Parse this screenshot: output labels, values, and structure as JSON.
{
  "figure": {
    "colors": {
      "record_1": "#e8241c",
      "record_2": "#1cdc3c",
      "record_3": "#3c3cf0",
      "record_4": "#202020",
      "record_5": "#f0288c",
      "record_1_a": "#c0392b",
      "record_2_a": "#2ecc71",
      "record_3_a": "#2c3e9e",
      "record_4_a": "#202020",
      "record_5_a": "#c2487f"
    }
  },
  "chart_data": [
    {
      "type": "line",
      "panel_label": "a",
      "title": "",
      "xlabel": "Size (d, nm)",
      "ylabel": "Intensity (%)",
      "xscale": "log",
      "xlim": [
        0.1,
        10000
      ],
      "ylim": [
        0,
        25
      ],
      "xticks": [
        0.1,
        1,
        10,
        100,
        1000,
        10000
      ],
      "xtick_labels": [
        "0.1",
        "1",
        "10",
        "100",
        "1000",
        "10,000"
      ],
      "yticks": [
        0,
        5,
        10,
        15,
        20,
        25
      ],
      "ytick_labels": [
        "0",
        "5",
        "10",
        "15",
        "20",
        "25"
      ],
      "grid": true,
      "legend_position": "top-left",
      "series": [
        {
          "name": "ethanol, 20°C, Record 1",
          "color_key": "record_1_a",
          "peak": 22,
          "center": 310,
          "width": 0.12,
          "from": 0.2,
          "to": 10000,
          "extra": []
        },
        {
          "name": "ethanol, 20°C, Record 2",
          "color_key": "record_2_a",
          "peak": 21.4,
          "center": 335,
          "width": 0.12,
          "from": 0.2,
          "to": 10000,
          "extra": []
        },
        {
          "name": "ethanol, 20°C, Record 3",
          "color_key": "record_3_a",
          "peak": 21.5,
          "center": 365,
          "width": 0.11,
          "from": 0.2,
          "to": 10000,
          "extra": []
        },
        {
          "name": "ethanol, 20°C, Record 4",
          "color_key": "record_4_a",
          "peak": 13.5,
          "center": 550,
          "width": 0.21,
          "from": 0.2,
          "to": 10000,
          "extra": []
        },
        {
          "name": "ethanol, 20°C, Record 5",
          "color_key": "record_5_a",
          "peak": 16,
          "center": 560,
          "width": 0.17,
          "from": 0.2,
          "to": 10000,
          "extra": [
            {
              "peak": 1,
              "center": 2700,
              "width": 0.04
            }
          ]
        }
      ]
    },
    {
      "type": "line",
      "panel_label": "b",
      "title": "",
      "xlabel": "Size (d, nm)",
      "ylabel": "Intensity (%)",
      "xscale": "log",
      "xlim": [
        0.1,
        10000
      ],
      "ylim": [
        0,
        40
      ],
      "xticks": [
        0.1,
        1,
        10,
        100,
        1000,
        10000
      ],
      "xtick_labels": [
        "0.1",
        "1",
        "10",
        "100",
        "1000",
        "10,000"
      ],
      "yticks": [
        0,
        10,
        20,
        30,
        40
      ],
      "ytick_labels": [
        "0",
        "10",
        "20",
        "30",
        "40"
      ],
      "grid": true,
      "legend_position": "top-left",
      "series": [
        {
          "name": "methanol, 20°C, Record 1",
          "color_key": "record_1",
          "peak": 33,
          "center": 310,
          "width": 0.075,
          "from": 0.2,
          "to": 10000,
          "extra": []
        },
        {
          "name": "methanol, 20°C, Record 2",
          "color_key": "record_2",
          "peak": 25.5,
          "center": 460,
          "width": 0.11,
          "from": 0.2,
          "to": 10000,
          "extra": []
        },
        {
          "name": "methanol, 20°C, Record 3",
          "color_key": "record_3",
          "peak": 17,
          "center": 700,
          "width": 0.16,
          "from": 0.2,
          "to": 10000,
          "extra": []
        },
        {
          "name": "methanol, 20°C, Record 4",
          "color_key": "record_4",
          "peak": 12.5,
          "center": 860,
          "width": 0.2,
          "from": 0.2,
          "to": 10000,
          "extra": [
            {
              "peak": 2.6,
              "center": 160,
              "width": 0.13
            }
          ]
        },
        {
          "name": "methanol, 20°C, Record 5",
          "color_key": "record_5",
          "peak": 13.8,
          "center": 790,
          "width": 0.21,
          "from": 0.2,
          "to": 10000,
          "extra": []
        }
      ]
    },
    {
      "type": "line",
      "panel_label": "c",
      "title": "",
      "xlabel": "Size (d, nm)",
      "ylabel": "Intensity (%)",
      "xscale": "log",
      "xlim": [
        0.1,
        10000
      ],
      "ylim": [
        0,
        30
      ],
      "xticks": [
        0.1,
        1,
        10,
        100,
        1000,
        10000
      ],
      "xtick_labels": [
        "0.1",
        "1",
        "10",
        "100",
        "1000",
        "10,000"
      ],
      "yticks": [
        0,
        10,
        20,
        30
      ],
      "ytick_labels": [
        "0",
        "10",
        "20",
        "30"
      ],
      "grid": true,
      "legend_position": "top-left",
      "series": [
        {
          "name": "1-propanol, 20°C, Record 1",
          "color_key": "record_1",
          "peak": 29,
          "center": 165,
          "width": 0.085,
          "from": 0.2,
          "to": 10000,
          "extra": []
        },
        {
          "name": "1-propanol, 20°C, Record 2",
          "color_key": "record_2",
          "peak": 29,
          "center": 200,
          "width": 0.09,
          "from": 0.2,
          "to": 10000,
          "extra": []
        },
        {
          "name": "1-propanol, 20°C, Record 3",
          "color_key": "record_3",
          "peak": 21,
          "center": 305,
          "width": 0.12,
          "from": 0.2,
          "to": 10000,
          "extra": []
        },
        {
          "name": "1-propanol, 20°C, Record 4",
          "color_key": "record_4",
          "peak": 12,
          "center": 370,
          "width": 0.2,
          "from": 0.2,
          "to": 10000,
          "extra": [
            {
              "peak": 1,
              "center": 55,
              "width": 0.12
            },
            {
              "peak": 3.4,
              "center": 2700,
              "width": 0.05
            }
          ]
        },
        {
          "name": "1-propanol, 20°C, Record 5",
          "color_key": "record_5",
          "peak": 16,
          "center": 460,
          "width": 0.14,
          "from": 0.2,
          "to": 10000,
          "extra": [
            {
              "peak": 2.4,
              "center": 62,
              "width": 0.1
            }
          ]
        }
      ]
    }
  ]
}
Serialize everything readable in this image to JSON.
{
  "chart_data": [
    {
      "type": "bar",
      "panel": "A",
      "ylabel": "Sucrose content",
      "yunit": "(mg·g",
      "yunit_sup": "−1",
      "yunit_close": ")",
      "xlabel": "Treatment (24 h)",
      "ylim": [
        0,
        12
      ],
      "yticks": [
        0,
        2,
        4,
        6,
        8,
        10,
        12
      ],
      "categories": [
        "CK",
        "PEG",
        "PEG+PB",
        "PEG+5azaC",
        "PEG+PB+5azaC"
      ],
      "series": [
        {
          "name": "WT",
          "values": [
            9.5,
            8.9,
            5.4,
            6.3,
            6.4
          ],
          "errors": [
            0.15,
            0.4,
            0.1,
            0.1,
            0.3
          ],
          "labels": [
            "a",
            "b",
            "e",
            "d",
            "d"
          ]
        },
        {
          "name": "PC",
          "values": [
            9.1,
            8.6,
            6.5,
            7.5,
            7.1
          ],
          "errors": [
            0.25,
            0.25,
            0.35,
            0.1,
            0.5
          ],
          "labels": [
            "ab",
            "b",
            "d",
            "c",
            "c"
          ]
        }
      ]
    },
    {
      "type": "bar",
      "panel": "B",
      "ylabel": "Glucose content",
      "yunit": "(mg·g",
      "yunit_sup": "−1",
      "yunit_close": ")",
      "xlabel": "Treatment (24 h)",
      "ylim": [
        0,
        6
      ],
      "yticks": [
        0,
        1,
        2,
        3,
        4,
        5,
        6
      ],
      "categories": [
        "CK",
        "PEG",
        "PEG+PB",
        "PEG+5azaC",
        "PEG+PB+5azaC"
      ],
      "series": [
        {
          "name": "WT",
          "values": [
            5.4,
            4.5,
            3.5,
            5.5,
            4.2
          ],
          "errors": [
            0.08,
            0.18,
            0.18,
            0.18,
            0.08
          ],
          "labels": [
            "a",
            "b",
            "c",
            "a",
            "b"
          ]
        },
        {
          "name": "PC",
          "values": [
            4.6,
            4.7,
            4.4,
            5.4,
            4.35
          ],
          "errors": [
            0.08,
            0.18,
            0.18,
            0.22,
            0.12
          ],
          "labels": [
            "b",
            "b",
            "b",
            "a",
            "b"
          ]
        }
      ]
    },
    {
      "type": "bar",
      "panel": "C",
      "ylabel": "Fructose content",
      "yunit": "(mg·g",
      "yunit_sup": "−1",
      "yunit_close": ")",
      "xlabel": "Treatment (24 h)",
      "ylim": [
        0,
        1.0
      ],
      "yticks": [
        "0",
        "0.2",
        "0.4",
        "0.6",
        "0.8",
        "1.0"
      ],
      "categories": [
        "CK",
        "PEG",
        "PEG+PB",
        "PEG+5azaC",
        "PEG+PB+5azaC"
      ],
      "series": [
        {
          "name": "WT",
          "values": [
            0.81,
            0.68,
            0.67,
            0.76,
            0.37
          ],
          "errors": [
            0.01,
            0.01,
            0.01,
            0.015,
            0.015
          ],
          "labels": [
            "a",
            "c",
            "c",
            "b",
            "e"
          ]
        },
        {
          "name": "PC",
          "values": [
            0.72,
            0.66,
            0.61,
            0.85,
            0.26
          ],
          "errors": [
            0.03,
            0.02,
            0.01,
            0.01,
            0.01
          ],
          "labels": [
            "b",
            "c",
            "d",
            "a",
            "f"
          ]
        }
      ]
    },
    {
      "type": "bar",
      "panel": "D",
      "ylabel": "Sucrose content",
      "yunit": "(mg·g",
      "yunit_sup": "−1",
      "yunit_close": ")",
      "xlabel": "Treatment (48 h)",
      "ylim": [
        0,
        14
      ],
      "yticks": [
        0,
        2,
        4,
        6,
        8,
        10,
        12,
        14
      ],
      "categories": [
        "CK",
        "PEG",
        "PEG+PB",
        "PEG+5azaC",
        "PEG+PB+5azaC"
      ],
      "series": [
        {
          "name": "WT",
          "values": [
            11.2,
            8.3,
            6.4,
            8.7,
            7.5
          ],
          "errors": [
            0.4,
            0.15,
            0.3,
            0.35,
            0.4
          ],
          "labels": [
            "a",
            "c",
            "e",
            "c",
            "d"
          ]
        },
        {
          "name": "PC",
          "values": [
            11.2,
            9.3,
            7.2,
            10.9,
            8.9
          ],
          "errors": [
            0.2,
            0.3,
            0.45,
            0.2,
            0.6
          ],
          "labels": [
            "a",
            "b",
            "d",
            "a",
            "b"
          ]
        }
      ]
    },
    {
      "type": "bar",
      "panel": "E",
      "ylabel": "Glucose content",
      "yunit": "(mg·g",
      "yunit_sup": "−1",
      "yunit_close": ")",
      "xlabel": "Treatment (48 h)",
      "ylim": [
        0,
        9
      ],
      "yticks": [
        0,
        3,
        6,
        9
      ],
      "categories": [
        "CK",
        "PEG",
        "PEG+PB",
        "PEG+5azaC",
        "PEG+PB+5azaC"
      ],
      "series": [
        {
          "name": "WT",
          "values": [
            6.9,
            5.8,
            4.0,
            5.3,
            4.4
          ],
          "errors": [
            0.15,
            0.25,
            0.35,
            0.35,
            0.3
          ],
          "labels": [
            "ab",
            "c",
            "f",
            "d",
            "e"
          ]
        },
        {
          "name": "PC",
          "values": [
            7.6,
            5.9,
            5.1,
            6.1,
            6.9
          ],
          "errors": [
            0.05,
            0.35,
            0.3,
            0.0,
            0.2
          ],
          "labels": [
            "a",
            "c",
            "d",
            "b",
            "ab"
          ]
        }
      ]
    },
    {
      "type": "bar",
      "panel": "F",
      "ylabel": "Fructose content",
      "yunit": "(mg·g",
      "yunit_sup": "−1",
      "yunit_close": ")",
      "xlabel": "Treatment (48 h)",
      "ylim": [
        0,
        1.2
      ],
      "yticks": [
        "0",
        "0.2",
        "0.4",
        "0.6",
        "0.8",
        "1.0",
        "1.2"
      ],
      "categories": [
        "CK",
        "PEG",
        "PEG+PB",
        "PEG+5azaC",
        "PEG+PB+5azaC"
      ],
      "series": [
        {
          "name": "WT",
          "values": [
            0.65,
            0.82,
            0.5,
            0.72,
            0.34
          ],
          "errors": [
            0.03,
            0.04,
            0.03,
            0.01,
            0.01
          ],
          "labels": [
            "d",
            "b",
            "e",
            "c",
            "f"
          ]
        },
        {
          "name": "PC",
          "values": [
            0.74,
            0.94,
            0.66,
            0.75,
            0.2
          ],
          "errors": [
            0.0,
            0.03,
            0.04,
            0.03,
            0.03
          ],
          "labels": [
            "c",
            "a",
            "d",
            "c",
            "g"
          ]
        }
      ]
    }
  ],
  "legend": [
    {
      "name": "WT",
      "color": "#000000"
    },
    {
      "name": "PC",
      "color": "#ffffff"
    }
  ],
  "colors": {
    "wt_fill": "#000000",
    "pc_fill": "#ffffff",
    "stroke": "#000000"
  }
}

__________________________________________________

-- EXERCISE --
Show every line of the records above that contains the word "methanol".

-- OUTPUT --
          "name": "methanol, 20°C, Record 1",
          "name": "methanol, 20°C, Record 2",
          "name": "methanol, 20°C, Record 3",
          "name": "methanol, 20°C, Record 4",
          "name": "methanol, 20°C, Record 5",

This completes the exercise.